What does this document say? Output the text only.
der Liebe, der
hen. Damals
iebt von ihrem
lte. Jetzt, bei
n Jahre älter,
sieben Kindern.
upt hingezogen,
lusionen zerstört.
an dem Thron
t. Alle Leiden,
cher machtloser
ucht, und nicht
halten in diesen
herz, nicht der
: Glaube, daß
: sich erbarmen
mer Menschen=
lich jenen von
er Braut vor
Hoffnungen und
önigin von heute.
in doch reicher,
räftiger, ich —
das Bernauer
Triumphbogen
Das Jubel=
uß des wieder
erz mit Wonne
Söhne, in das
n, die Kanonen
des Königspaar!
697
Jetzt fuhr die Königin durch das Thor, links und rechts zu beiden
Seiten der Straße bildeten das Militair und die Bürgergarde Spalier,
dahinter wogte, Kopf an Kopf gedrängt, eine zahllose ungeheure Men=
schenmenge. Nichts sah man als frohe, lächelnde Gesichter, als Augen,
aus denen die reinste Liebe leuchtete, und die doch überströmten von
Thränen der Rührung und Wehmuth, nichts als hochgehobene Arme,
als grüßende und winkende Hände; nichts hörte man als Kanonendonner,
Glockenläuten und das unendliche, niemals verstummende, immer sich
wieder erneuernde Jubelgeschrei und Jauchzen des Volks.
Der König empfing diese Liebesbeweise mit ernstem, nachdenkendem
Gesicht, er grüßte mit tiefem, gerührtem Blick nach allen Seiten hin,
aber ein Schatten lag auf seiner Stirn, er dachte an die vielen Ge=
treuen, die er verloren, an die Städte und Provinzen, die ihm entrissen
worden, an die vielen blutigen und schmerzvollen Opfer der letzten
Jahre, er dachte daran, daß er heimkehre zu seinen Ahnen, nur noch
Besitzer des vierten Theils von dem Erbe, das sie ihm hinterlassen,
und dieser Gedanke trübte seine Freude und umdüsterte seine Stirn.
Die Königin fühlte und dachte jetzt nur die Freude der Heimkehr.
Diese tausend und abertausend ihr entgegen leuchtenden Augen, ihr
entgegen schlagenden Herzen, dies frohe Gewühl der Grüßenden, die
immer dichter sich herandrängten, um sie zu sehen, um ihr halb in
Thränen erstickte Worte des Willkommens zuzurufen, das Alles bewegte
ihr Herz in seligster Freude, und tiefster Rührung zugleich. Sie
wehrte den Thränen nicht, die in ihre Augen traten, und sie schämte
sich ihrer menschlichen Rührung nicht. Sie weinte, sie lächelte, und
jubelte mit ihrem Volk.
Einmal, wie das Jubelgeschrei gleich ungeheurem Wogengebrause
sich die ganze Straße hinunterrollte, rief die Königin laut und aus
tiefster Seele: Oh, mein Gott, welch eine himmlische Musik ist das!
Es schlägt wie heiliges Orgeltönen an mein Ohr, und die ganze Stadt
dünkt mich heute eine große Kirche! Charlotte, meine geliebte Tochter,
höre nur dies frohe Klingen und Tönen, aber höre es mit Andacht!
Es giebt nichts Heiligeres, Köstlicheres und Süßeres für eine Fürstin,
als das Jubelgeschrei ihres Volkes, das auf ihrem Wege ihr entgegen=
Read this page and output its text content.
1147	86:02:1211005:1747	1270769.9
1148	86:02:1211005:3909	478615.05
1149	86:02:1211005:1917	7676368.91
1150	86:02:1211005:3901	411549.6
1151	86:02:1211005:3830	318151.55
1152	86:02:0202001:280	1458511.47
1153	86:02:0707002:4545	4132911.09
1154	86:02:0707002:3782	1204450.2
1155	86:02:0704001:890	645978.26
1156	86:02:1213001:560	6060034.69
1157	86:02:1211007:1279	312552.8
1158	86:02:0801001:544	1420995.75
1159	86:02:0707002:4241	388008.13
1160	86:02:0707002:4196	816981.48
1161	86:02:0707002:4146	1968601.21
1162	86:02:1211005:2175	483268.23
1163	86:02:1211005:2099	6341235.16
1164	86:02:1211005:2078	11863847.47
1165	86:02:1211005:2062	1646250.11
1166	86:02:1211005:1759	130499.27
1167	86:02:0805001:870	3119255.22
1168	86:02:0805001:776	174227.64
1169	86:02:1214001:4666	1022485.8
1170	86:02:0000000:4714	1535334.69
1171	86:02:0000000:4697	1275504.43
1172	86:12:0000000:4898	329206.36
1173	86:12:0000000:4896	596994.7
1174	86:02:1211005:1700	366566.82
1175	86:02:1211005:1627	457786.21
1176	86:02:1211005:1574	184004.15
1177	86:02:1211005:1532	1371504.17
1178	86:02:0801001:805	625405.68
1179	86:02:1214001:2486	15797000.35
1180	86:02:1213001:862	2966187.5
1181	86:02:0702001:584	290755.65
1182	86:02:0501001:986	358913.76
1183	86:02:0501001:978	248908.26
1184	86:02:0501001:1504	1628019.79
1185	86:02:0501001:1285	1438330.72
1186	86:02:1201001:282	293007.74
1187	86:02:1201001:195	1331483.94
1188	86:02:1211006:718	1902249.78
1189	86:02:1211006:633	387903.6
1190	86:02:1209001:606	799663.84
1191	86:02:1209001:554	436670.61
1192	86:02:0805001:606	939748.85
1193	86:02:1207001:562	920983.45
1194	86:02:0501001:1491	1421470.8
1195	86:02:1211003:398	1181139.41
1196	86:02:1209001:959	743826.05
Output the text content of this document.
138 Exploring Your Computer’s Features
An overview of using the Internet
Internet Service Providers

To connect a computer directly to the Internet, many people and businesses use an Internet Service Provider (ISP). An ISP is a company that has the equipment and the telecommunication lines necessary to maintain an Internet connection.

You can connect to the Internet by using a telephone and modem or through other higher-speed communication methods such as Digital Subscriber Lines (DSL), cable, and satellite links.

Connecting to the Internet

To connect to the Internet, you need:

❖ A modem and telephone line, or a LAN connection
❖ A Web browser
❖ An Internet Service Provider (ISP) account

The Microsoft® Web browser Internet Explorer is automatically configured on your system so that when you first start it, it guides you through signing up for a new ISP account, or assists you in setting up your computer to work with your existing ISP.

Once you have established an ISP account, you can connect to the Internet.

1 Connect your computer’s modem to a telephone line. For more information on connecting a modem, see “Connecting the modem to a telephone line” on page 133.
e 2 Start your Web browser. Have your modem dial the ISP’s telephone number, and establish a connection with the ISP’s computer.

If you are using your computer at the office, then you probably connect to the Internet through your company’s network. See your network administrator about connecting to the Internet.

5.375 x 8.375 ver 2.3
════════════════════
What to produce: Make an exact copy of the data above.

Solution:
What does this document say? Output the text only.
der Liebe, der
hen. Damals
iebt von ihrem
lte. Jetzt, bei
n Jahre älter,
sieben Kindern.
upt hingezogen,
lusionen zerstört.
an dem Thron
t. Alle Leiden,
cher machtloser
ucht, und nicht
halten in diesen
herz, nicht der
: Glaube, daß
: sich erbarmen
mer Menschen=
lich jenen von
er Braut vor
Hoffnungen und
önigin von heute.
in doch reicher,
räftiger, ich —
das Bernauer
Triumphbogen
Das Jubel=
uß des wieder
erz mit Wonne
Söhne, in das
n, die Kanonen
des Königspaar!
697
Jetzt fuhr die Königin durch das Thor, links und rechts zu beiden
Seiten der Straße bildeten das Militair und die Bürgergarde Spalier,
dahinter wogte, Kopf an Kopf gedrängt, eine zahllose ungeheure Men=
schenmenge. Nichts sah man als frohe, lächelnde Gesichter, als Augen,
aus denen die reinste Liebe leuchtete, und die doch überströmten von
Thränen der Rührung und Wehmuth, nichts als hochgehobene Arme,
als grüßende und winkende Hände; nichts hörte man als Kanonendonner,
Glockenläuten und das unendliche, niemals verstummende, immer sich
wieder erneuernde Jubelgeschrei und Jauchzen des Volks.
Der König empfing diese Liebesbeweise mit ernstem, nachdenkendem
Gesicht, er grüßte mit tiefem, gerührtem Blick nach allen Seiten hin,
aber ein Schatten lag auf seiner Stirn, er dachte an die vielen Ge=
treuen, die er verloren, an die Städte und Provinzen, die ihm entrissen
worden, an die vielen blutigen und schmerzvollen Opfer der letzten
Jahre, er dachte daran, daß er heimkehre zu seinen Ahnen, nur noch
Besitzer des vierten Theils von dem Erbe, das sie ihm hinterlassen,
und dieser Gedanke trübte seine Freude und umdüsterte seine Stirn.
Die Königin fühlte und dachte jetzt nur die Freude der Heimkehr.
Diese tausend und abertausend ihr entgegen leuchtenden Augen, ihr
entgegen schlagenden Herzen, dies frohe Gewühl der Grüßenden, die
immer dichter sich herandrängten, um sie zu sehen, um ihr halb in
Thränen erstickte Worte des Willkommens zuzurufen, das Alles bewegte
ihr Herz in seligster Freude, und tiefster Rührung zugleich. Sie
wehrte den Thränen nicht, die in ihre Augen traten, und sie schämte
sich ihrer menschlichen Rührung nicht. Sie weinte, sie lächelte, und
jubelte mit ihrem Volk.
Einmal, wie das Jubelgeschrei gleich ungeheurem Wogengebrause
sich die ganze Straße hinunterrollte, rief die Königin laut und aus
tiefster Seele: Oh, mein Gott, welch eine himmlische Musik ist das!
Es schlägt wie heiliges Orgeltönen an mein Ohr, und die ganze Stadt
dünkt mich heute eine große Kirche! Charlotte, meine geliebte Tochter,
höre nur dies frohe Klingen und Tönen, aber höre es mit Andacht!
Es giebt nichts Heiligeres, Köstlicheres und Süßeres für eine Fürstin,
als das Jubelgeschrei ihres Volkes, das auf ihrem Wege ihr entgegen=
Read this page and output its text content.
1147	86:02:1211005:1747	1270769.9
1148	86:02:1211005:3909	478615.05
1149	86:02:1211005:1917	7676368.91
1150	86:02:1211005:3901	411549.6
1151	86:02:1211005:3830	318151.55
1152	86:02:0202001:280	1458511.47
1153	86:02:0707002:4545	4132911.09
1154	86:02:0707002:3782	1204450.2
1155	86:02:0704001:890	645978.26
1156	86:02:1213001:560	6060034.69
1157	86:02:1211007:1279	312552.8
1158	86:02:0801001:544	1420995.75
1159	86:02:0707002:4241	388008.13
1160	86:02:0707002:4196	816981.48
1161	86:02:0707002:4146	1968601.21
1162	86:02:1211005:2175	483268.23
1163	86:02:1211005:2099	6341235.16
1164	86:02:1211005:2078	11863847.47
1165	86:02:1211005:2062	1646250.11
1166	86:02:1211005:1759	130499.27
1167	86:02:0805001:870	3119255.22
1168	86:02:0805001:776	174227.64
1169	86:02:1214001:4666	1022485.8
1170	86:02:0000000:4714	1535334.69
1171	86:02:0000000:4697	1275504.43
1172	86:12:0000000:4898	329206.36
1173	86:12:0000000:4896	596994.7
1174	86:02:1211005:1700	366566.82
1175	86:02:1211005:1627	457786.21
1176	86:02:1211005:1574	184004.15
1177	86:02:1211005:1532	1371504.17
1178	86:02:0801001:805	625405.68
1179	86:02:1214001:2486	15797000.35
1180	86:02:1213001:862	2966187.5
1181	86:02:0702001:584	290755.65
1182	86:02:0501001:986	358913.76
1183	86:02:0501001:978	248908.26
1184	86:02:0501001:1504	1628019.79
1185	86:02:0501001:1285	1438330.72
1186	86:02:1201001:282	293007.74
1187	86:02:1201001:195	1331483.94
1188	86:02:1211006:718	1902249.78
1189	86:02:1211006:633	387903.6
1190	86:02:1209001:606	799663.84
1191	86:02:1209001:554	436670.61
1192	86:02:0805001:606	939748.85
1193	86:02:1207001:562	920983.45
1194	86:02:0501001:1491	1421470.8
1195	86:02:1211003:398	1181139.41
1196	86:02:1209001:959	743826.05
Output the text content of this document.
138 Exploring Your Computer’s Features
An overview of using the Internet
Internet Service Providers

To connect a computer directly to the Internet, many people and businesses use an Internet Service Provider (ISP). An ISP is a company that has the equipment and the telecommunication lines necessary to maintain an Internet connection.

You can connect to the Internet by using a telephone and modem or through other higher-speed communication methods such as Digital Subscriber Lines (DSL), cable, and satellite links.

Connecting to the Internet

To connect to the Internet, you need:

❖ A modem and telephone line, or a LAN connection
❖ A Web browser
❖ An Internet Service Provider (ISP) account

The Microsoft® Web browser Internet Explorer is automatically configured on your system so that when you first start it, it guides you through signing up for a new ISP account, or assists you in setting up your computer to work with your existing ISP.

Once you have established an ISP account, you can connect to the Internet.

1 Connect your computer’s modem to a telephone line. For more information on connecting a modem, see “Connecting the modem to a telephone line” on page 133.
e 2 Start your Web browser. Have your modem dial the ISP’s telephone number, and establish a connection with the ISP’s computer.

If you are using your computer at the office, then you probably connect to the Internet through your company’s network. See your network administrator about connecting to the Internet.

5.375 x 8.375 ver 2.3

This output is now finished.